Reescreva o trecho do texto que vai de "E ela fala assim: Sexta-feira" até "outono na vida?", incluindo este último, trocando "outono" por "inverno".

Trecho do documento:

***

E ela fala assim: Sexta-feira brilhante, sexta-feira-ouro, bela, belíssima. Aliás, no outono é sempre igual — as folhas caem no quintal (by Sandy e Junior) — os dias tomam banho de tanta lindeza. É como se o dia ou o que entendemos por essa abstração chamada dia, suas manhãs, tardes, noites, brisas, luz, cores recebesse uma roupa nova, fosse vestido pela estação, tal qual um pobre alguém maltrapilho que recebe a visita de um mágico; com sua varinha à la Harry Potter, o pobre alguém surge reluzente, elegante, transformado. Esse mágico é o outono. Ó God, quantos de nós não andam precisando de um outono na vida?

Dia claro, nem tão quente, nem frio, ideal para um almoço na serra, Campos, Santo Antônio, São Bento, truta com pinhão, vinho branco, mas para quem trabalha e tem rotina como eu, essas maravilhas ficam para o fim de semana.

Mas nem trabalhei sexta, confesso, quanto menos subi a serra. Fiz exames que Laura pediu: eco, teste físico, mapa, exame de sangue, essas coisas mundanas e necessárias. Laura, com essa intimidade mesmo, embora nem intimidade exista, e sim juventude, olhos que brilham, entusiasmo, isso é Laura. Mas fica aqui o meu protesto. Desgosto. Profundamente desgosto. Exames cardiológicos me tensionam. Desce em mim uma coisa do outro mundo, tipo capa pesada, as costas arriam, não consigo segurar a onda. Nessas condições, o mau paciente que me torno contribui para o diagnóstico fake. Não sou eu esse homem cinza que faz exames. É caso de terapia. Qualquer dia vou.

***

Registros fornecidos:

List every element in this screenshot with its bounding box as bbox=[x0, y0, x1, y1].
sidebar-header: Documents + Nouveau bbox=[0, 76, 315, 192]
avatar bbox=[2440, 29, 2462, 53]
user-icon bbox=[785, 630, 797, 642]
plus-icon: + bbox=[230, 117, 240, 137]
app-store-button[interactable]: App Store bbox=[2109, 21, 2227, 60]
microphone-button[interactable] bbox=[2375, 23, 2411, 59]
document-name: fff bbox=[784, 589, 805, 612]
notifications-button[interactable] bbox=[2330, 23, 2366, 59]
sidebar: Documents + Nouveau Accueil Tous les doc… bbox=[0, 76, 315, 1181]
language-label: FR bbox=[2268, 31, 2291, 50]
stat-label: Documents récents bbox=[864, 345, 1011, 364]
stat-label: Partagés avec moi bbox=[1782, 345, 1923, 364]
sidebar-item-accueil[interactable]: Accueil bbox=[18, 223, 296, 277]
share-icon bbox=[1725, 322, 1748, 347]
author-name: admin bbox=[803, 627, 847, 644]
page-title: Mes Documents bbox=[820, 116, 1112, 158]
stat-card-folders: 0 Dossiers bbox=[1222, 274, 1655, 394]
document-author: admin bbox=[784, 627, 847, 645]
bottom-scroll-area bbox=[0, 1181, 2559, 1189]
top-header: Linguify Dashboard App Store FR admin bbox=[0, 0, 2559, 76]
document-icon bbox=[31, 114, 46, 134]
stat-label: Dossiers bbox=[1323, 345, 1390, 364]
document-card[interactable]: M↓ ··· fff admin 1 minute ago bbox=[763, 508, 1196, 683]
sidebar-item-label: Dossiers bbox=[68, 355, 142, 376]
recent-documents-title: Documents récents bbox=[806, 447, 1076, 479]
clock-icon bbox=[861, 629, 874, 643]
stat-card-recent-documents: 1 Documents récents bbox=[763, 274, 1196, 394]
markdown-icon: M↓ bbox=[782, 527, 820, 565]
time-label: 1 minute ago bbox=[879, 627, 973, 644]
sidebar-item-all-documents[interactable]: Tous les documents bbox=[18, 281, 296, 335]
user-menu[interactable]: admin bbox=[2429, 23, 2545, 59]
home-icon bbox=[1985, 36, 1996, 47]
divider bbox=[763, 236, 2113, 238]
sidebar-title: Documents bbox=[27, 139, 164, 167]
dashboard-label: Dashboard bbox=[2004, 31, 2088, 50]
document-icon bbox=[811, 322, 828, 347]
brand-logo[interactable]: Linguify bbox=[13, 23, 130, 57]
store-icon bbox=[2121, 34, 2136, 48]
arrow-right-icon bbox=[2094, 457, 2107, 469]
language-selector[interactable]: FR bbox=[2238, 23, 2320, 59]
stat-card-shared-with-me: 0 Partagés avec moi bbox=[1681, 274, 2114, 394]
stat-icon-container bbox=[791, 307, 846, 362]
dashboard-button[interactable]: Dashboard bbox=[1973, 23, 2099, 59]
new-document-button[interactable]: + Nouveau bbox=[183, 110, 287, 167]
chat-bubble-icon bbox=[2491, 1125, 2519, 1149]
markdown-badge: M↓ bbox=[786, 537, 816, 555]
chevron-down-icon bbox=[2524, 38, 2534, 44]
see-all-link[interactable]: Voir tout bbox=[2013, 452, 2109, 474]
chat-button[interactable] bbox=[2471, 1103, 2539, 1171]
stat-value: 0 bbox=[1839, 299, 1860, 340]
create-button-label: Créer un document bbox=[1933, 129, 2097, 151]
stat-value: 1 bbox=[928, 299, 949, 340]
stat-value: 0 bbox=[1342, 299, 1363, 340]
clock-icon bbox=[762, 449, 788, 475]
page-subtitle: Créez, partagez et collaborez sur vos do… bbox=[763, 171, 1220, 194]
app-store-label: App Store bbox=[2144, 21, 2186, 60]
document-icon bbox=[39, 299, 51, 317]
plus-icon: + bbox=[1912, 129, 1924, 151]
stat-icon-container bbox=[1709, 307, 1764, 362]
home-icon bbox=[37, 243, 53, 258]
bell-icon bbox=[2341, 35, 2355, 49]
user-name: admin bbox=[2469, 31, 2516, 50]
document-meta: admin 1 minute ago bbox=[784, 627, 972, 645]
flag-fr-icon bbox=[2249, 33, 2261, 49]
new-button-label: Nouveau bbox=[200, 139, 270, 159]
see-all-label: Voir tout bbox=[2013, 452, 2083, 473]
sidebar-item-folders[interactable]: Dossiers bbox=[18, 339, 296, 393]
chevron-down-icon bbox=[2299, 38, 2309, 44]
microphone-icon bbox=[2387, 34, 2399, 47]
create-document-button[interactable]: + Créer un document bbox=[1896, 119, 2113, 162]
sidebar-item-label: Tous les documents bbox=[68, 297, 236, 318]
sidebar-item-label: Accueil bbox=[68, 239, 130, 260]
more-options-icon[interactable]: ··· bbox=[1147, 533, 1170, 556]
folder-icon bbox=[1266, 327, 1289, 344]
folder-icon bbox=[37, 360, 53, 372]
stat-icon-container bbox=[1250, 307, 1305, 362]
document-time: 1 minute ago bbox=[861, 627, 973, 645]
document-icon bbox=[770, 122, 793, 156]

***

Resposta da tarefa:
E ela fala assim: Sexta-feira brilhante, sexta-feira-ouro, bela, belíssima. Aliás, no inverno é sempre igual — as folhas caem no quintal (by Sandy e Junior) — os dias tomam banho de tanta lindeza. É como se o dia ou o que entendemos por essa abstração chamada dia, suas manhãs, tardes, noites, brisas, luz, cores recebesse uma roupa nova, fosse vestido pela estação, tal qual um pobre alguém maltrapilho que recebe a visita de um mágico; com sua varinha à la Harry Potter, o pobre alguém surge reluzente, elegante, transformado. Esse mágico é o inverno. Ó God, quantos de nós não andam precisando de um inverno na vida?